→ **The problem**:
The records are to be restated in their entirety, word for word.

→ **Given data**:
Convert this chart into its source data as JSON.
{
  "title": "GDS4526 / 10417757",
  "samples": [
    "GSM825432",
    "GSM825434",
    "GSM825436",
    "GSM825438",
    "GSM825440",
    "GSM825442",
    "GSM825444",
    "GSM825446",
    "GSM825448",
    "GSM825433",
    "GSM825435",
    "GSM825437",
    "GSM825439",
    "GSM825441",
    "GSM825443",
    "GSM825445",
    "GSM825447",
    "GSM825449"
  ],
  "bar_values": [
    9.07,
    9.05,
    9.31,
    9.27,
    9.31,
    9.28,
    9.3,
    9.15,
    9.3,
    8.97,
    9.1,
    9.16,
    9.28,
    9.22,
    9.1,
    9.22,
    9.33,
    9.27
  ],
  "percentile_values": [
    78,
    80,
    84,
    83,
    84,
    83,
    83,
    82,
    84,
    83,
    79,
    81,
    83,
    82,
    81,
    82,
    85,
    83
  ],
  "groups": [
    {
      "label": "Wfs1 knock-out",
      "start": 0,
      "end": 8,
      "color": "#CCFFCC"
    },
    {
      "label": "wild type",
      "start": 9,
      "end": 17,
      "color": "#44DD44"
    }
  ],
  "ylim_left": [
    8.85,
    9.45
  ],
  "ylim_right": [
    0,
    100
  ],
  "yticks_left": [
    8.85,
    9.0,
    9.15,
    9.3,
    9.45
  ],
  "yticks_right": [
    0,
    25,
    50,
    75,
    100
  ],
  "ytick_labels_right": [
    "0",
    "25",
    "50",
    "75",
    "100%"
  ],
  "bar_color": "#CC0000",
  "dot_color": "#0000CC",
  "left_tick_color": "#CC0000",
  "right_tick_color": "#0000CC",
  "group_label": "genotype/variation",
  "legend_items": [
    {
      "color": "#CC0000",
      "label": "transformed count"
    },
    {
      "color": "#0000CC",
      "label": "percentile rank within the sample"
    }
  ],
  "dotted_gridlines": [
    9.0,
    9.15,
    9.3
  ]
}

→ **Task answer**:
Convert this chart into its source data as JSON.
{
  "title": "GDS4526 / 10417757",
  "samples": [
    "GSM825432",
    "GSM825434",
    "GSM825436",
    "GSM825438",
    "GSM825440",
    "GSM825442",
    "GSM825444",
    "GSM825446",
    "GSM825448",
    "GSM825433",
    "GSM825435",
    "GSM825437",
    "GSM825439",
    "GSM825441",
    "GSM825443",
    "GSM825445",
    "GSM825447",
    "GSM825449"
  ],
  "bar_values": [
    9.07,
    9.05,
    9.31,
    9.27,
    9.31,
    9.28,
    9.3,
    9.15,
    9.3,
    8.97,
    9.1,
    9.16,
    9.28,
    9.22,
    9.1,
    9.22,
    9.33,
    9.27
  ],
  "percentile_values": [
    78,
    80,
    84,
    83,
    84,
    83,
    83,
    82,
    84,
    83,
    79,
    81,
    83,
    82,
    81,
    82,
    85,
    83
  ],
  "groups": [
    {
      "label": "Wfs1 knock-out",
      "start": 0,
      "end": 8,
      "color": "#CCFFCC"
    },
    {
      "label": "wild type",
      "start": 9,
      "end": 17,
      "color": "#44DD44"
    }
  ],
  "ylim_left": [
    8.85,
    9.45
  ],
  "ylim_right": [
    0,
    100
  ],
  "yticks_left": [
    8.85,
    9.0,
    9.15,
    9.3,
    9.45
  ],
  "yticks_right": [
    0,
    25,
    50,
    75,
    100
  ],
  "ytick_labels_right": [
    "0",
    "25",
    "50",
    "75",
    "100%"
  ],
  "bar_color": "#CC0000",
  "dot_color": "#0000CC",
  "left_tick_color": "#CC0000",
  "right_tick_color": "#0000CC",
  "group_label": "genotype/variation",
  "legend_items": [
    {
      "color": "#CC0000",
      "label": "transformed count"
    },
    {
      "color": "#0000CC",
      "label": "percentile rank within the sample"
    }
  ],
  "dotted_gridlines": [
    9.0,
    9.15,
    9.3
  ]
}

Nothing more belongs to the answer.